━━━━━ Exercise data ━━━━━

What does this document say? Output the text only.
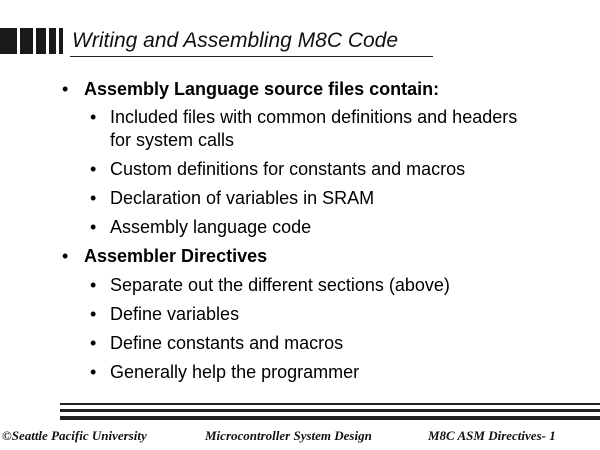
Writing and Assembling M8C Code
• Assembly Language source files contain:
• Included files with common definitions and headers
for system calls
• Custom definitions for constants and macros
• Declaration of variables in SRAM
• Assembly language code
• Assembler Directives
• Separate out the different sections (above)
• Define variables
• Define constants and macros
• Generally help the programmer
©Seattle Pacific University	Microcontroller System Design	M8C ASM Directives- 1
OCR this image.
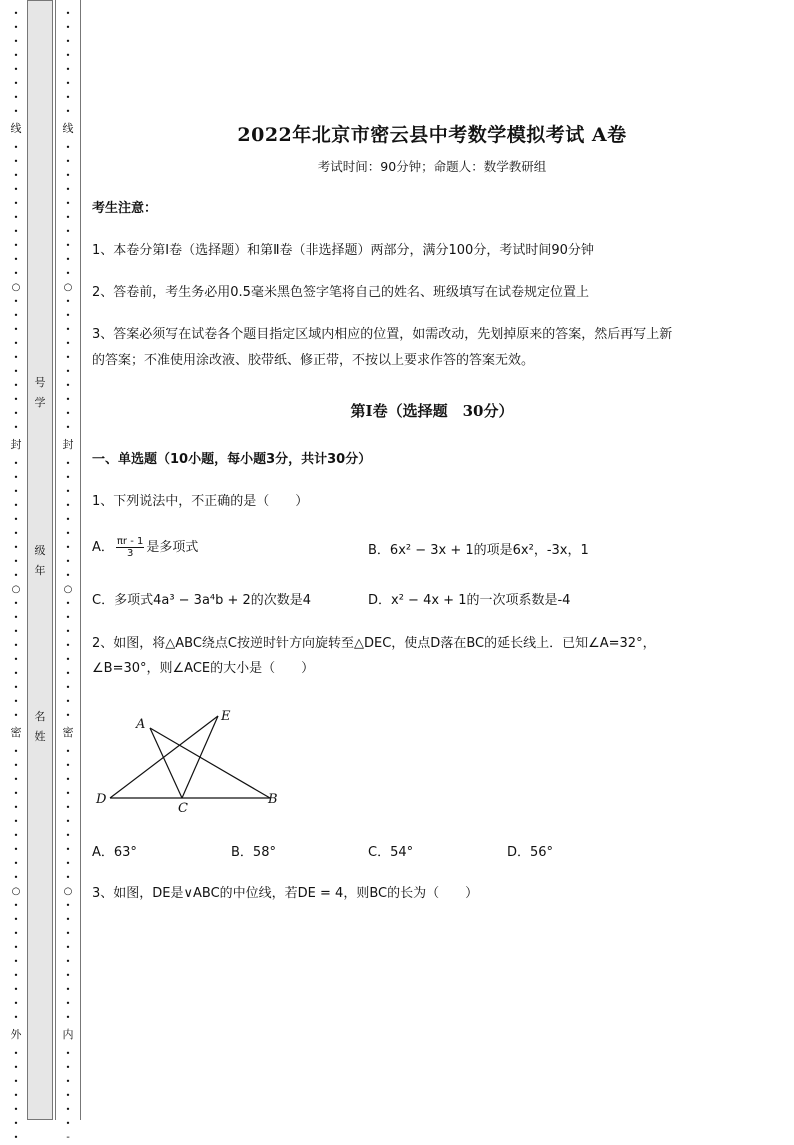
•
•
•
•
•
•
•
•
线
•
•
•
•
•
•
•
•
•
•
○
•
•
•
•
•
•
•
•
•
•
封
•
•
•
•
•
•
•
•
•
○
•
•
•
•
•
•
•
•
•
密
•
•
•
•
•
•
•
•
•
•
○
•
•
•
•
•
•
•
•
•
外
•
•
•
•
•
•
•
号
学
级
年
名
姓
•
•
•
•
•
•
•
•
线
•
•
•
•
•
•
•
•
•
•
○
•
•
•
•
•
•
•
•
•
•
封
•
•
•
•
•
•
•
•
•
○
•
•
•
•
•
•
•
•
•
密
•
•
•
•
•
•
•
•
•
•
○
•
•
•
•
•
•
•
•
•
内
•
•
•
•
•
•
-
2022年北京市密云县中考数学模拟考试 A卷
考试时间：90分钟；命题人：数学教研组
考生注意：
1、本卷分第Ⅰ卷（选择题）和第Ⅱ卷（非选择题）两部分，满分100分，考试时间90分钟
2、答卷前，考生务必用0.5毫米黑色签字笔将自己的姓名、班级填写在试卷规定位置上
3、答案必须写在试卷各个题目指定区域内相应的位置，如需改动，先划掉原来的答案，然后再写上新
的答案；不准使用涂改液、胶带纸、修正带，不按以上要求作答的答案无效。
第Ⅰ卷（选择题　30分）
一、单选题（10小题，每小题3分，共计30分）
1、下列说法中，不正确的是（　　）
A． $\frac{\pi r - 1}{3}$ 是多项式	B．6x² − 3x + 1的项是6x²，-3x，1
C．多项式4a³ − 3a⁴b + 2的次数是4	D．x² − 4x + 1的一次项系数是-4
2、如图，将△ABC绕点C按逆时针方向旋转至△DEC，使点D落在BC的延长线上．已知∠A=32°，
∠B=30°，则∠ACE的大小是（　　）
A
E
D
C
B
A．63°	B．58°	C．54°	D．56°
3、如图，DE是∨ABC的中位线，若DE = 4，则BC的长为（　　）
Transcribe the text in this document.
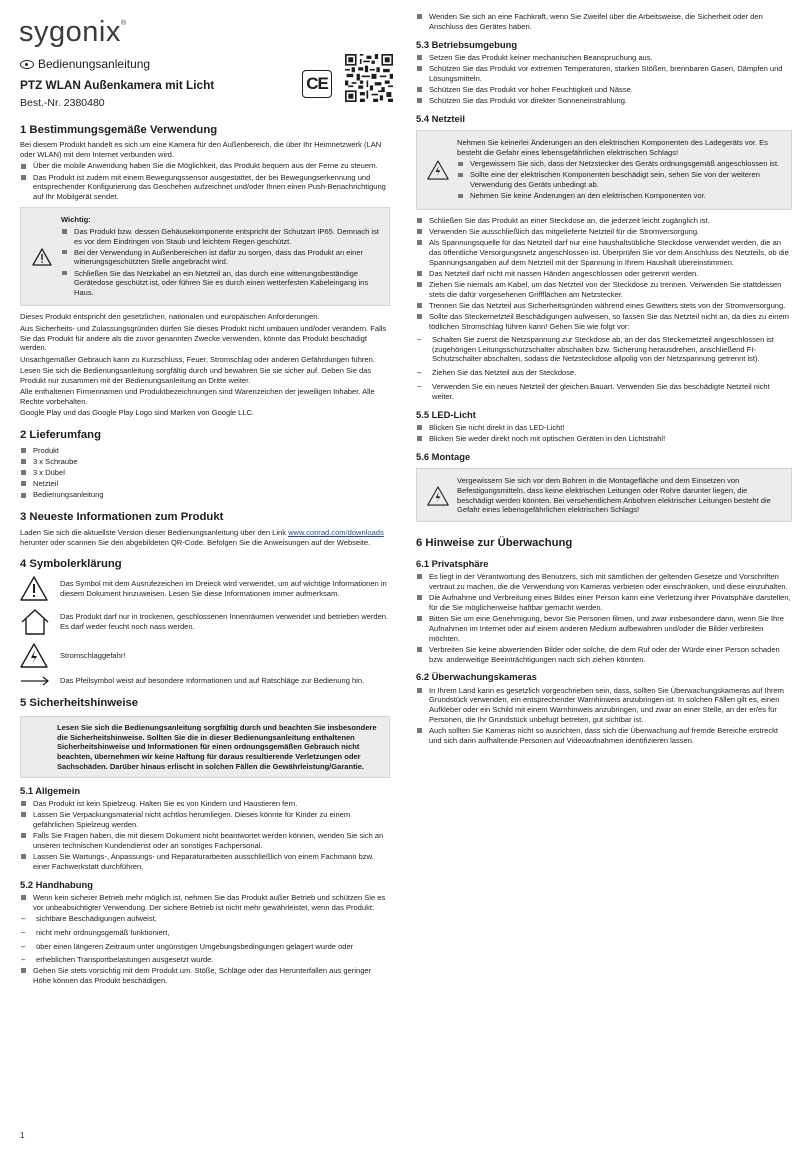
sygonix®
Bedienungsanleitung
PTZ WLAN Außenkamera mit Licht
Best.-Nr. 2380480
CE
1 Bestimmungsgemäße Verwendung

Bei diesem Produkt handelt es sich um eine Kamera für den Außenbereich, die über Ihr Heimnetzwerk (LAN oder WLAN) mit dem Internet verbunden wird.

Über die mobile Anwendung haben Sie die Möglichkeit, das Produkt bequem aus der Ferne zu steuern.
Das Produkt ist zudem mit einem Bewegungssensor ausgestattet, der bei Bewegungserkennung und entsprechender Konfigurierung das Geschehen aufzeichnet und/oder Ihnen einen Push-Benachrichtigung auf Ihr Mobilgerät sendet.
Wichtig:
Das Produkt bzw. dessen Gehäusekomponente entspricht der Schutzart IP65. Demnach ist es vor dem Eindringen von Staub und leichtem Regen geschützt.
Bei der Verwendung in Außenbereichen ist dafür zu sorgen, dass das Produkt an einer witterungsgeschützten Stelle angebracht wird.
Schließen Sie das Netzkabel an ein Netzteil an, das durch eine witterungsbeständige Gerätedose geschützt ist, oder führen Sie es durch einen wetterfesten Kabeleingang ins Haus.

Dieses Produkt entspricht den gesetzlichen, nationalen und europäischen Anforderungen.

Aus Sicherheits- und Zulassungsgründen dürfen Sie dieses Produkt nicht umbauen und/oder verändern. Falls Sie das Produkt für andere als die zuvor genannten Zwecke verwenden, könnte das Produkt beschädigt werden.

Unsachgemäßer Gebrauch kann zu Kurzschluss, Feuer, Stromschlag oder anderen Gefährdungen führen.

Lesen Sie sich die Bedienungsanleitung sorgfältig durch und bewahren Sie sie sicher auf. Geben Sie das Produkt nur zusammen mit der Bedienungsanleitung an Dritte weiter.

Alle enthaltenen Firmennamen und Produktbezeichnungen sind Warenzeichen der jeweiligen Inhaber. Alle Rechte vorbehalten.

Google Play und das Google Play Logo sind Marken von Google LLC.

2 Lieferumfang
Produkt
3 x Schraube
3 x Dübel
Netzteil
Bedienungsanleitung
3 Neueste Informationen zum Produkt

Laden Sie sich die aktuellste Version dieser Bedienungsanleitung über den Link www.conrad.com/downloads herunter oder scannen Sie den abgebildeten QR-Code. Befolgen Sie die Anweisungen auf der Webseite.

4 Symbolerklärung
Das Symbol mit dem Ausrufezeichen im Dreieck wird verwendet, um auf wichtige Informationen in diesem Dokument hinzuweisen. Lesen Sie diese Informationen immer aufmerksam.
Das Produkt darf nur in trockenen, geschlossenen Innenräumen verwendet und betrieben werden. Es darf weder feucht noch nass werden.
Stromschlaggefahr!
Das Pfeilsymbol weist auf besondere Informationen und auf Ratschläge zur Bedienung hin.
5 Sicherheitshinweise
Lesen Sie sich die Bedienungsanleitung sorgfältig durch und beachten Sie insbesondere die Sicherheitshinweise. Sollten Sie die in dieser Bedienungsanleitung enthaltenen Sicherheitshinweise und Informationen für einen ordnungsgemäßen Gebrauch nicht beachten, übernehmen wir keine Haftung für daraus resultierende Verletzungen oder Sachschäden. Darüber hinaus erlischt in solchen Fällen die Gewährleistung/Garantie.
5.1 Allgemein
Das Produkt ist kein Spielzeug. Halten Sie es von Kindern und Haustieren fern.
Lassen Sie Verpackungsmaterial nicht achtlos herumliegen. Dieses könnte für Kinder zu einem gefährlichen Spielzeug werden.
Falls Sie Fragen haben, die mit diesem Dokument nicht beantwortet werden können, wenden Sie sich an unseren technischen Kundendienst oder an sonstiges Fachpersonal.
Lassen Sie Wartungs-, Anpassungs- und Reparaturarbeiten ausschließlich von einem Fachmann bzw. einer Fachwerkstatt durchführen.
5.2 Handhabung
Wenn kein sicherer Betrieb mehr möglich ist, nehmen Sie das Produkt außer Betrieb und schützen Sie es vor unbeabsichtigter Verwendung. Der sichere Betrieb ist nicht mehr gewährleistet, wenn das Produkt:
– sichtbare Beschädigungen aufweist,
– nicht mehr ordnungsgemäß funktioniert,
– über einen längeren Zeitraum unter ungünstigen Umgebungsbedingungen gelagert wurde oder
– erheblichen Transportbelastungen ausgesetzt wurde.
Gehen Sie stets vorsichtig mit dem Produkt um. Stöße, Schläge oder das Herunterfallen aus geringer Höhe können das Produkt beschädigen.
1
Wenden Sie sich an eine Fachkraft, wenn Sie Zweifel über die Arbeitsweise, die Sicherheit oder den Anschluss des Gerätes haben.
5.3 Betriebsumgebung
Setzen Sie das Produkt keiner mechanischen Beanspruchung aus.
Schützen Sie das Produkt vor extremen Temperaturen, starken Stößen, brennbaren Gasen, Dämpfen und Lösungsmitteln.
Schützen Sie das Produkt vor hoher Feuchtigkeit und Nässe.
Schützen Sie das Produkt vor direkter Sonneneinstrahlung.
5.4 Netzteil

Nehmen Sie keinerlei Änderungen an den elektrischen Komponenten des Ladegeräts vor. Es besteht die Gefahr eines lebensgefährlichen elektrischen Schlags!

Vergewissern Sie sich, dass der Netzstecker des Geräts ordnungsgemäß angeschlossen ist.
Sollte eine der elektrischen Komponenten beschädigt sein, sehen Sie von der weiteren Verwendung des Geräts unbedingt ab.
Nehmen Sie keine Änderungen an den elektrischen Komponenten vor.
Schließen Sie das Produkt an einer Steckdose an, die jederzeit leicht zugänglich ist.
Verwenden Sie ausschließlich das mitgelieferte Netzteil für die Stromversorgung.
Als Spannungsquelle für das Netzteil darf nur eine haushaltsübliche Steckdose verwendet werden, die an das öffentliche Versorgungsnetz angeschlossen ist. Überprüfen Sie vor dem Anschluss des Netzteils, ob die Spannungsangaben auf dem Netzteil mit der Spannung in Ihrem Haushalt übereinstimmen.
Das Netzteil darf nicht mit nassen Händen angeschlossen oder getrennt werden.
Ziehen Sie niemals am Kabel, um das Netzteil von der Steckdose zu trennen. Verwenden Sie stattdessen stets die dafür vorgesehenen Griffflächen am Netzstecker.
Trennen Sie das Netzteil aus Sicherheitsgründen während eines Gewitters stets von der Stromversorgung.
Sollte das Steckernetzteil Beschädigungen aufweisen, so fassen Sie das Netzteil nicht an, da dies zu einem tödlichen Stromschlag führen kann! Gehen Sie wie folgt vor:
– Schalten Sie zuerst die Netzspannung zur Steckdose ab, an der das Steckernetzteil angeschlossen ist (zugehörigen Leitungsschutzschalter abschalten bzw. Sicherung herausdrehen, anschließend FI-Schutzschalter abschalten, sodass die Netzsteckdose allpolig von der Netzspannung getrennt ist).
– Ziehen Sie das Netzteil aus der Steckdose.
– Verwenden Sie ein neues Netzteil der gleichen Bauart. Verwenden Sie das beschädigte Netzteil nicht weiter.
5.5 LED-Licht
Blicken Sie nicht direkt in das LED-Licht!
Blicken Sie weder direkt noch mit optischen Geräten in den Lichtstrahl!
5.6 Montage
Vergewissern Sie sich vor dem Bohren in die Montagefläche und dem Einsetzen von Befestigungsmitteln, dass keine elektrischen Leitungen oder Rohre darunter liegen, die beschädigt werden könnten. Bei versehentlichem Anbohren elektrischer Leitungen besteht die Gefahr eines lebensgefährlichen elektrischen Schlags!
6 Hinweise zur Überwachung
6.1 Privatsphäre
Es liegt in der Verantwortung des Benutzers, sich mit sämtlichen der geltenden Gesetze und Vorschriften vertraut zu machen, die die Verwendung von Kameras verbieten oder einschränken, und diese einzuhalten.
Die Aufnahme und Verbreitung eines Bildes einer Person kann eine Verletzung ihrer Privatsphäre darstellen, für die Sie möglicherweise haftbar gemacht werden.
Bitten Sie um eine Genehmigung, bevor Sie Personen filmen, und zwar insbesondere dann, wenn Sie Ihre Aufnahmen im Internet oder auf einem anderen Medium aufbewahren und/oder die Bilder verbreiten möchten.
Verbreiten Sie keine abwertenden Bilder oder solche, die dem Ruf oder der Würde einer Person schaden bzw. anderweitige Beeinträchtigungen nach sich ziehen könnten.
6.2 Überwachungskameras
In Ihrem Land kann es gesetzlich vorgeschrieben sein, dass, sollten Sie Überwachungskameras auf Ihrem Grundstück verwenden, ein entsprechender Warnhinweis anzubringen ist. In solchen Fällen gilt es, einen Aufkleber oder ein Schild mit einem Warnhinweis anzubringen, und zwar an einer Stelle, an der er/es für Personen, die Ihr Grundstück unbefugt betreten, gut sichtbar ist.
Auch sollten Sie Kameras nicht so ausrichten, dass sich die Überwachung auf fremde Bereiche erstreckt und sich darin aufhaltende Personen auf Videoaufnahmen identifizieren lassen.
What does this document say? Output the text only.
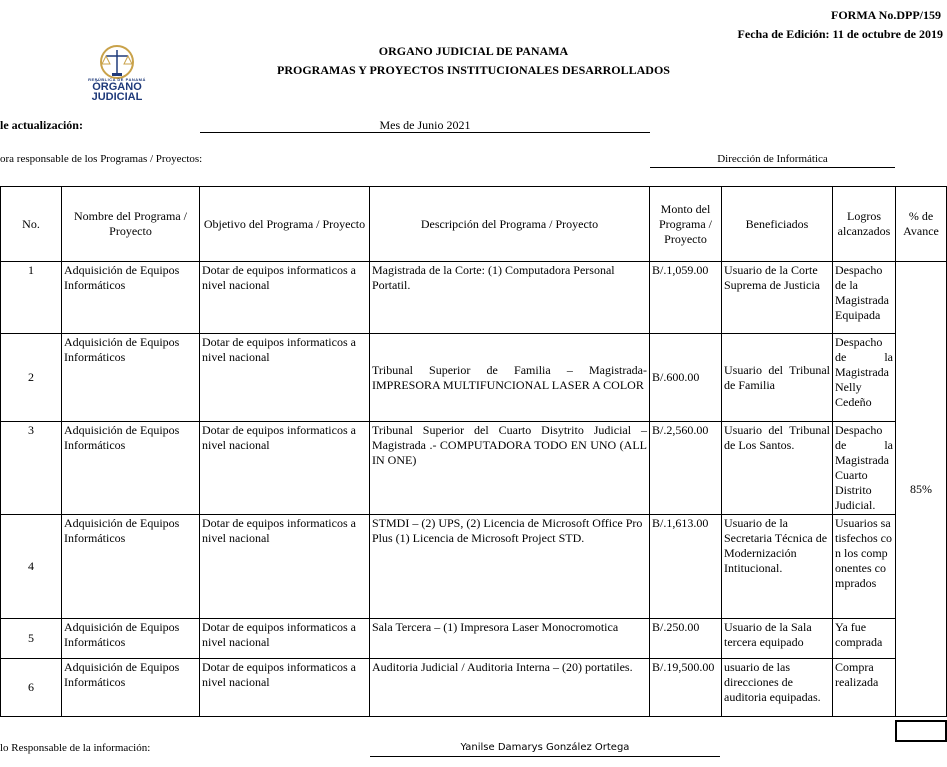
FORMA No.DPP/159
Fecha de Edición: 11 de octubre de 2019
REPÚBLICA DE PANAMÁ
ÓRGANO
JUDICIAL
ORGANO JUDICIAL DE PANAMA
PROGRAMAS Y PROYECTOS INSTITUCIONALES DESARROLLADOS
le actualización:	Mes de Junio 2021
ora responsable de los Programas / Proyectos:	Dirección de Informática
No.	Nombre del Programa / Proyecto	Objetivo del Programa / Proyecto	Descripción del Programa / Proyecto	Monto del Programa / Proyecto	Beneficiados	Logros alcanzados	% de Avance
1	Adquisición de Equipos Informáticos	Dotar de equipos informaticos a nivel nacional	Magistrada de la Corte: (1) Computadora Personal Portatil.	B/.1,059.00	Usuario de la Corte Suprema de Justicia	Despacho de la Magistrada Equipada	85%
2	Adquisición de Equipos Informáticos	Dotar de equipos informaticos a nivel nacional	Tribunal Superior de Familia – Magistrada- IMPRESORA MULTIFUNCIONAL LASER A COLOR	B/.600.00	Usuario del Tribunal de Familia	Despacho de la Magistrada Nelly Cedeño	
3	Adquisición de Equipos Informáticos	Dotar de equipos informaticos a nivel nacional	Tribunal Superior del Cuarto Disytrito Judicial – Magistrada .- COMPUTADORA TODO EN UNO (ALL IN ONE)	B/.2,560.00	Usuario del Tribunal de Los Santos.	Despacho de la Magistrada Cuarto Distrito Judicial.	
4	Adquisición de Equipos Informáticos	Dotar de equipos informaticos a nivel nacional	STMDI – (2) UPS, (2) Licencia de Microsoft Office Pro Plus (1) Licencia de Microsoft Project STD.	B/.1,613.00	Usuario de la Secretaria Técnica de Modernización Intitucional.	Usuarios satisfechos con los componentes comprados	
5	Adquisición de Equipos Informáticos	Dotar de equipos informaticos a nivel nacional	Sala Tercera – (1) Impresora Laser Monocromotica	B/.250.00	Usuario de la Sala tercera equipado	Ya fue comprada	
6	Adquisición de Equipos Informáticos	Dotar de equipos informaticos a nivel nacional	Auditoria Judicial / Auditoria Interna – (20) portatiles.	B/.19,500.00	usuario de las direcciones de auditoria equipadas.	Compra realizada	
lo Responsable de la información:	Yanilse Damarys González Ortega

━━━━━

> [Task details] Scan the material above for the string "noch" and report each line where you find it.

> [Completed exercise]
Das Produkt darf nur in trockenen, geschlossenen Innenräumen verwendet und betrieben werden. Es darf weder feucht noch nass werden.
Blicken Sie weder direkt noch mit optischen Geräten in den Lichtstrahl!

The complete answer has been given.